● EXERCISE OBJECTIVE: Transcribe every line exactly and omit anything that is a picture.

● GIVEN INFORMATION:
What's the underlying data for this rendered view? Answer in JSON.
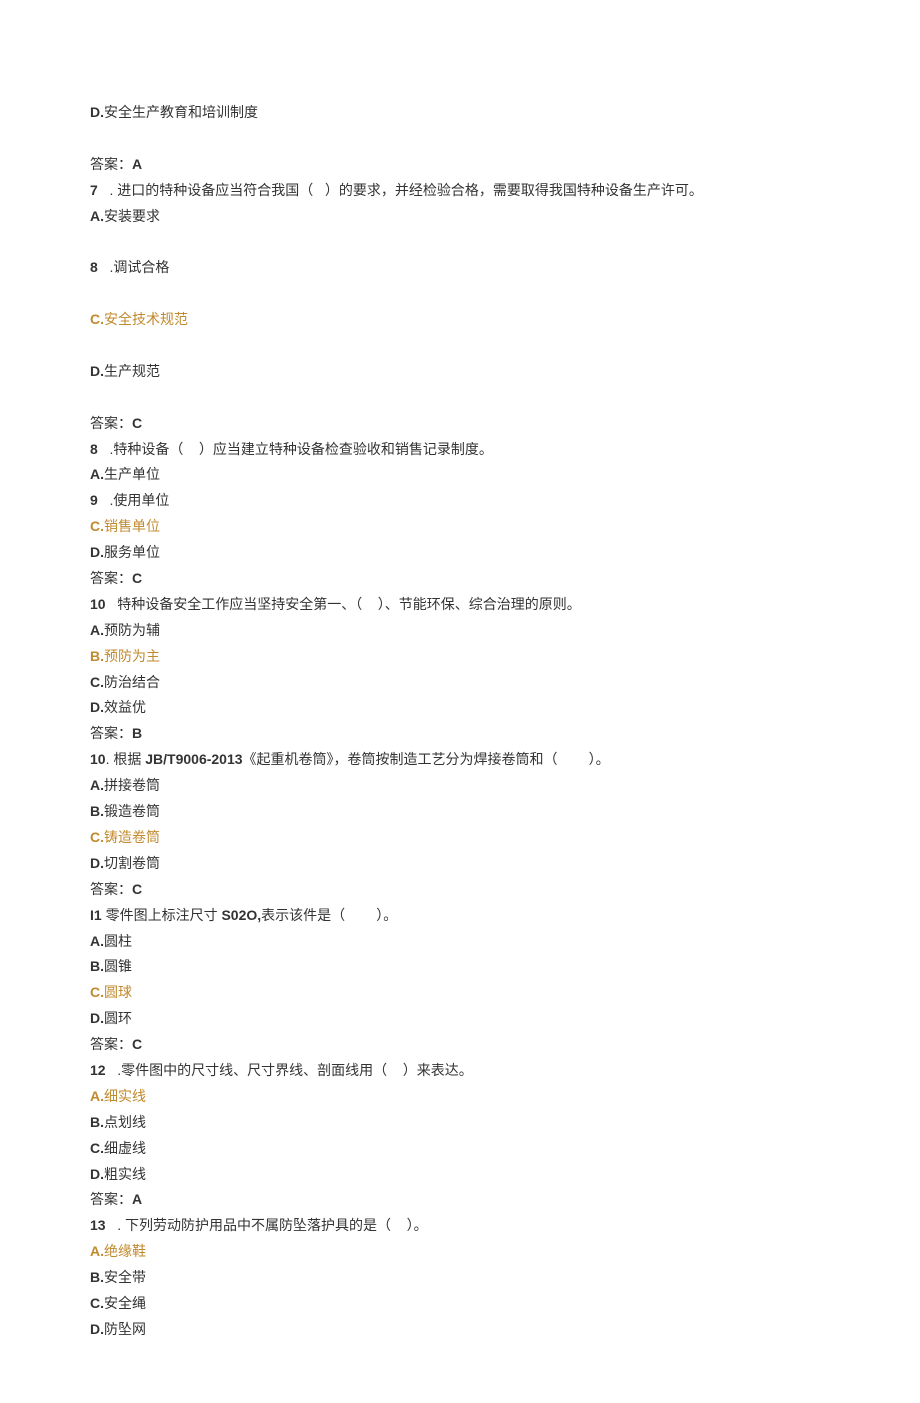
{
  "lines": [
    {
      "segments": [
        {
          "text": "D.",
          "bold": true
        },
        {
          "text": "安全生产教育和培训制度"
        }
      ]
    },
    {
      "segments": [
        {
          "text": " "
        }
      ]
    },
    {
      "segments": [
        {
          "text": "答案："
        },
        {
          "text": "A",
          "bold": true
        }
      ]
    },
    {
      "segments": [
        {
          "text": "7",
          "bold": true
        },
        {
          "text": "   . 进口的特种设备应当符合我国（   ）的要求，并经检验合格，需要取得我国特种设备生产许可。"
        }
      ]
    },
    {
      "segments": [
        {
          "text": "A.",
          "bold": true
        },
        {
          "text": "安装要求"
        }
      ]
    },
    {
      "segments": [
        {
          "text": " "
        }
      ]
    },
    {
      "segments": [
        {
          "text": "8",
          "bold": true
        },
        {
          "text": "   .调试合格"
        }
      ]
    },
    {
      "segments": [
        {
          "text": " "
        }
      ]
    },
    {
      "segments": [
        {
          "text": "C.",
          "bold": true,
          "highlight": true
        },
        {
          "text": "安全技术规范",
          "highlight": true
        }
      ]
    },
    {
      "segments": [
        {
          "text": " "
        }
      ]
    },
    {
      "segments": [
        {
          "text": "D.",
          "bold": true
        },
        {
          "text": "生产规范"
        }
      ]
    },
    {
      "segments": [
        {
          "text": " "
        }
      ]
    },
    {
      "segments": [
        {
          "text": "答案："
        },
        {
          "text": "C",
          "bold": true
        }
      ]
    },
    {
      "segments": [
        {
          "text": "8",
          "bold": true
        },
        {
          "text": "   .特种设备（    ）应当建立特种设备检查验收和销售记录制度。"
        }
      ]
    },
    {
      "segments": [
        {
          "text": "A.",
          "bold": true
        },
        {
          "text": "生产单位"
        }
      ]
    },
    {
      "segments": [
        {
          "text": "9",
          "bold": true
        },
        {
          "text": "   .使用单位"
        }
      ]
    },
    {
      "segments": [
        {
          "text": "C.",
          "bold": true,
          "highlight": true
        },
        {
          "text": "销售单位",
          "highlight": true
        }
      ]
    },
    {
      "segments": [
        {
          "text": "D.",
          "bold": true
        },
        {
          "text": "服务单位"
        }
      ]
    },
    {
      "segments": [
        {
          "text": "答案："
        },
        {
          "text": "C",
          "bold": true
        }
      ]
    },
    {
      "segments": [
        {
          "text": "10",
          "bold": true
        },
        {
          "text": "   特种设备安全工作应当坚持安全第一、（    ）、节能环保、综合治理的原则。"
        }
      ]
    },
    {
      "segments": [
        {
          "text": "A.",
          "bold": true
        },
        {
          "text": "预防为辅"
        }
      ]
    },
    {
      "segments": [
        {
          "text": "B.",
          "bold": true,
          "highlight": true
        },
        {
          "text": "预防为主",
          "highlight": true
        }
      ]
    },
    {
      "segments": [
        {
          "text": "C.",
          "bold": true
        },
        {
          "text": "防治结合"
        }
      ]
    },
    {
      "segments": [
        {
          "text": "D.",
          "bold": true
        },
        {
          "text": "效益优"
        }
      ]
    },
    {
      "segments": [
        {
          "text": "答案："
        },
        {
          "text": "B",
          "bold": true
        }
      ]
    },
    {
      "segments": [
        {
          "text": "10",
          "bold": true
        },
        {
          "text": ". 根据 "
        },
        {
          "text": "JB/T9006-2013",
          "bold": true
        },
        {
          "text": "《起重机卷筒》，卷筒按制造工艺分为焊接卷筒和（        ）。"
        }
      ]
    },
    {
      "segments": [
        {
          "text": "A.",
          "bold": true
        },
        {
          "text": "拼接卷筒"
        }
      ]
    },
    {
      "segments": [
        {
          "text": "B.",
          "bold": true
        },
        {
          "text": "锻造卷筒"
        }
      ]
    },
    {
      "segments": [
        {
          "text": "C.",
          "bold": true,
          "highlight": true
        },
        {
          "text": "铸造卷筒",
          "highlight": true
        }
      ]
    },
    {
      "segments": [
        {
          "text": "D.",
          "bold": true
        },
        {
          "text": "切割卷筒"
        }
      ]
    },
    {
      "segments": [
        {
          "text": "答案："
        },
        {
          "text": "C",
          "bold": true
        }
      ]
    },
    {
      "segments": [
        {
          "text": "I1 ",
          "bold": true
        },
        {
          "text": "零件图上标注尺寸 "
        },
        {
          "text": "S02O,",
          "bold": true
        },
        {
          "text": "表示该件是（        ）。"
        }
      ]
    },
    {
      "segments": [
        {
          "text": "A.",
          "bold": true
        },
        {
          "text": "圆柱"
        }
      ]
    },
    {
      "segments": [
        {
          "text": "B.",
          "bold": true
        },
        {
          "text": "圆锥"
        }
      ]
    },
    {
      "segments": [
        {
          "text": "C.",
          "bold": true,
          "highlight": true
        },
        {
          "text": "圆球",
          "highlight": true
        }
      ]
    },
    {
      "segments": [
        {
          "text": "D.",
          "bold": true
        },
        {
          "text": "圆环"
        }
      ]
    },
    {
      "segments": [
        {
          "text": "答案："
        },
        {
          "text": "C",
          "bold": true
        }
      ]
    },
    {
      "segments": [
        {
          "text": "12",
          "bold": true
        },
        {
          "text": "   .零件图中的尺寸线、尺寸界线、剖面线用（    ）来表达。"
        }
      ]
    },
    {
      "segments": [
        {
          "text": "A.",
          "bold": true,
          "highlight": true
        },
        {
          "text": "细实线",
          "highlight": true
        }
      ]
    },
    {
      "segments": [
        {
          "text": "B.",
          "bold": true
        },
        {
          "text": "点划线"
        }
      ]
    },
    {
      "segments": [
        {
          "text": "C.",
          "bold": true
        },
        {
          "text": "细虚线"
        }
      ]
    },
    {
      "segments": [
        {
          "text": "D.",
          "bold": true
        },
        {
          "text": "粗实线"
        }
      ]
    },
    {
      "segments": [
        {
          "text": "答案："
        },
        {
          "text": "A",
          "bold": true
        }
      ]
    },
    {
      "segments": [
        {
          "text": "13",
          "bold": true
        },
        {
          "text": "   . 下列劳动防护用品中不属防坠落护具的是（    ）。"
        }
      ]
    },
    {
      "segments": [
        {
          "text": "A.",
          "bold": true,
          "highlight": true
        },
        {
          "text": "绝缘鞋",
          "highlight": true
        }
      ]
    },
    {
      "segments": [
        {
          "text": "B.",
          "bold": true
        },
        {
          "text": "安全带"
        }
      ]
    },
    {
      "segments": [
        {
          "text": "C.",
          "bold": true
        },
        {
          "text": "安全绳"
        }
      ]
    },
    {
      "segments": [
        {
          "text": "D.",
          "bold": true
        },
        {
          "text": "防坠网"
        }
      ]
    }
  ]
}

● EXERCISE ANSWER:
What's the underlying data for this rendered view? Answer in JSON.
{
  "lines": [
    {
      "segments": [
        {
          "text": "D.",
          "bold": true
        },
        {
          "text": "安全生产教育和培训制度"
        }
      ]
    },
    {
      "segments": [
        {
          "text": " "
        }
      ]
    },
    {
      "segments": [
        {
          "text": "答案："
        },
        {
          "text": "A",
          "bold": true
        }
      ]
    },
    {
      "segments": [
        {
          "text": "7",
          "bold": true
        },
        {
          "text": "   . 进口的特种设备应当符合我国（   ）的要求，并经检验合格，需要取得我国特种设备生产许可。"
        }
      ]
    },
    {
      "segments": [
        {
          "text": "A.",
          "bold": true
        },
        {
          "text": "安装要求"
        }
      ]
    },
    {
      "segments": [
        {
          "text": " "
        }
      ]
    },
    {
      "segments": [
        {
          "text": "8",
          "bold": true
        },
        {
          "text": "   .调试合格"
        }
      ]
    },
    {
      "segments": [
        {
          "text": " "
        }
      ]
    },
    {
      "segments": [
        {
          "text": "C.",
          "bold": true,
          "highlight": true
        },
        {
          "text": "安全技术规范",
          "highlight": true
        }
      ]
    },
    {
      "segments": [
        {
          "text": " "
        }
      ]
    },
    {
      "segments": [
        {
          "text": "D.",
          "bold": true
        },
        {
          "text": "生产规范"
        }
      ]
    },
    {
      "segments": [
        {
          "text": " "
        }
      ]
    },
    {
      "segments": [
        {
          "text": "答案："
        },
        {
          "text": "C",
          "bold": true
        }
      ]
    },
    {
      "segments": [
        {
          "text": "8",
          "bold": true
        },
        {
          "text": "   .特种设备（    ）应当建立特种设备检查验收和销售记录制度。"
        }
      ]
    },
    {
      "segments": [
        {
          "text": "A.",
          "bold": true
        },
        {
          "text": "生产单位"
        }
      ]
    },
    {
      "segments": [
        {
          "text": "9",
          "bold": true
        },
        {
          "text": "   .使用单位"
        }
      ]
    },
    {
      "segments": [
        {
          "text": "C.",
          "bold": true,
          "highlight": true
        },
        {
          "text": "销售单位",
          "highlight": true
        }
      ]
    },
    {
      "segments": [
        {
          "text": "D.",
          "bold": true
        },
        {
          "text": "服务单位"
        }
      ]
    },
    {
      "segments": [
        {
          "text": "答案："
        },
        {
          "text": "C",
          "bold": true
        }
      ]
    },
    {
      "segments": [
        {
          "text": "10",
          "bold": true
        },
        {
          "text": "   特种设备安全工作应当坚持安全第一、（    ）、节能环保、综合治理的原则。"
        }
      ]
    },
    {
      "segments": [
        {
          "text": "A.",
          "bold": true
        },
        {
          "text": "预防为辅"
        }
      ]
    },
    {
      "segments": [
        {
          "text": "B.",
          "bold": true,
          "highlight": true
        },
        {
          "text": "预防为主",
          "highlight": true
        }
      ]
    },
    {
      "segments": [
        {
          "text": "C.",
          "bold": true
        },
        {
          "text": "防治结合"
        }
      ]
    },
    {
      "segments": [
        {
          "text": "D.",
          "bold": true
        },
        {
          "text": "效益优"
        }
      ]
    },
    {
      "segments": [
        {
          "text": "答案："
        },
        {
          "text": "B",
          "bold": true
        }
      ]
    },
    {
      "segments": [
        {
          "text": "10",
          "bold": true
        },
        {
          "text": ". 根据 "
        },
        {
          "text": "JB/T9006-2013",
          "bold": true
        },
        {
          "text": "《起重机卷筒》，卷筒按制造工艺分为焊接卷筒和（        ）。"
        }
      ]
    },
    {
      "segments": [
        {
          "text": "A.",
          "bold": true
        },
        {
          "text": "拼接卷筒"
        }
      ]
    },
    {
      "segments": [
        {
          "text": "B.",
          "bold": true
        },
        {
          "text": "锻造卷筒"
        }
      ]
    },
    {
      "segments": [
        {
          "text": "C.",
          "bold": true,
          "highlight": true
        },
        {
          "text": "铸造卷筒",
          "highlight": true
        }
      ]
    },
    {
      "segments": [
        {
          "text": "D.",
          "bold": true
        },
        {
          "text": "切割卷筒"
        }
      ]
    },
    {
      "segments": [
        {
          "text": "答案："
        },
        {
          "text": "C",
          "bold": true
        }
      ]
    },
    {
      "segments": [
        {
          "text": "I1 ",
          "bold": true
        },
        {
          "text": "零件图上标注尺寸 "
        },
        {
          "text": "S02O,",
          "bold": true
        },
        {
          "text": "表示该件是（        ）。"
        }
      ]
    },
    {
      "segments": [
        {
          "text": "A.",
          "bold": true
        },
        {
          "text": "圆柱"
        }
      ]
    },
    {
      "segments": [
        {
          "text": "B.",
          "bold": true
        },
        {
          "text": "圆锥"
        }
      ]
    },
    {
      "segments": [
        {
          "text": "C.",
          "bold": true,
          "highlight": true
        },
        {
          "text": "圆球",
          "highlight": true
        }
      ]
    },
    {
      "segments": [
        {
          "text": "D.",
          "bold": true
        },
        {
          "text": "圆环"
        }
      ]
    },
    {
      "segments": [
        {
          "text": "答案："
        },
        {
          "text": "C",
          "bold": true
        }
      ]
    },
    {
      "segments": [
        {
          "text": "12",
          "bold": true
        },
        {
          "text": "   .零件图中的尺寸线、尺寸界线、剖面线用（    ）来表达。"
        }
      ]
    },
    {
      "segments": [
        {
          "text": "A.",
          "bold": true,
          "highlight": true
        },
        {
          "text": "细实线",
          "highlight": true
        }
      ]
    },
    {
      "segments": [
        {
          "text": "B.",
          "bold": true
        },
        {
          "text": "点划线"
        }
      ]
    },
    {
      "segments": [
        {
          "text": "C.",
          "bold": true
        },
        {
          "text": "细虚线"
        }
      ]
    },
    {
      "segments": [
        {
          "text": "D.",
          "bold": true
        },
        {
          "text": "粗实线"
        }
      ]
    },
    {
      "segments": [
        {
          "text": "答案："
        },
        {
          "text": "A",
          "bold": true
        }
      ]
    },
    {
      "segments": [
        {
          "text": "13",
          "bold": true
        },
        {
          "text": "   . 下列劳动防护用品中不属防坠落护具的是（    ）。"
        }
      ]
    },
    {
      "segments": [
        {
          "text": "A.",
          "bold": true,
          "highlight": true
        },
        {
          "text": "绝缘鞋",
          "highlight": true
        }
      ]
    },
    {
      "segments": [
        {
          "text": "B.",
          "bold": true
        },
        {
          "text": "安全带"
        }
      ]
    },
    {
      "segments": [
        {
          "text": "C.",
          "bold": true
        },
        {
          "text": "安全绳"
        }
      ]
    },
    {
      "segments": [
        {
          "text": "D.",
          "bold": true
        },
        {
          "text": "防坠网"
        }
      ]
    }
  ]
}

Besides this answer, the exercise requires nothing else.